### What the exercise asks:
Repeat all the material exactly; pictures stay out of your copy.
___ Data section
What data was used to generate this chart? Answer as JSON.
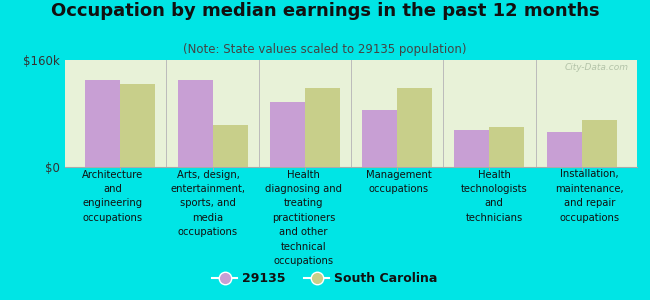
{
  "title": "Occupation by median earnings in the past 12 months",
  "subtitle": "(Note: State values scaled to 29135 population)",
  "categories": [
    "Architecture\nand\nengineering\noccupations",
    "Arts, design,\nentertainment,\nsports, and\nmedia\noccupations",
    "Health\ndiagnosing and\ntreating\npractitioners\nand other\ntechnical\noccupations",
    "Management\noccupations",
    "Health\ntechnologists\nand\ntechnicians",
    "Installation,\nmaintenance,\nand repair\noccupations"
  ],
  "values_29135": [
    130000,
    130000,
    97000,
    85000,
    55000,
    52000
  ],
  "values_sc": [
    124000,
    62000,
    118000,
    118000,
    60000,
    70000
  ],
  "color_29135": "#c89fd4",
  "color_sc": "#c8cf8a",
  "ylim": [
    0,
    160000
  ],
  "yticks": [
    0,
    160000
  ],
  "ytick_labels": [
    "$0",
    "$160k"
  ],
  "legend_labels": [
    "29135",
    "South Carolina"
  ],
  "background_color": "#e8f2d8",
  "outer_background": "#00e5e5",
  "watermark": "City-Data.com",
  "bar_width": 0.38,
  "title_fontsize": 13,
  "subtitle_fontsize": 8.5,
  "axis_label_fontsize": 7.2
}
______
### Complete answer:
What data was used to generate this chart? Answer as JSON.
{
  "title": "Occupation by median earnings in the past 12 months",
  "subtitle": "(Note: State values scaled to 29135 population)",
  "categories": [
    "Architecture\nand\nengineering\noccupations",
    "Arts, design,\nentertainment,\nsports, and\nmedia\noccupations",
    "Health\ndiagnosing and\ntreating\npractitioners\nand other\ntechnical\noccupations",
    "Management\noccupations",
    "Health\ntechnologists\nand\ntechnicians",
    "Installation,\nmaintenance,\nand repair\noccupations"
  ],
  "values_29135": [
    130000,
    130000,
    97000,
    85000,
    55000,
    52000
  ],
  "values_sc": [
    124000,
    62000,
    118000,
    118000,
    60000,
    70000
  ],
  "color_29135": "#c89fd4",
  "color_sc": "#c8cf8a",
  "ylim": [
    0,
    160000
  ],
  "yticks": [
    0,
    160000
  ],
  "ytick_labels": [
    "$0",
    "$160k"
  ],
  "legend_labels": [
    "29135",
    "South Carolina"
  ],
  "background_color": "#e8f2d8",
  "outer_background": "#00e5e5",
  "watermark": "City-Data.com",
  "bar_width": 0.38,
  "title_fontsize": 13,
  "subtitle_fontsize": 8.5,
  "axis_label_fontsize": 7.2
}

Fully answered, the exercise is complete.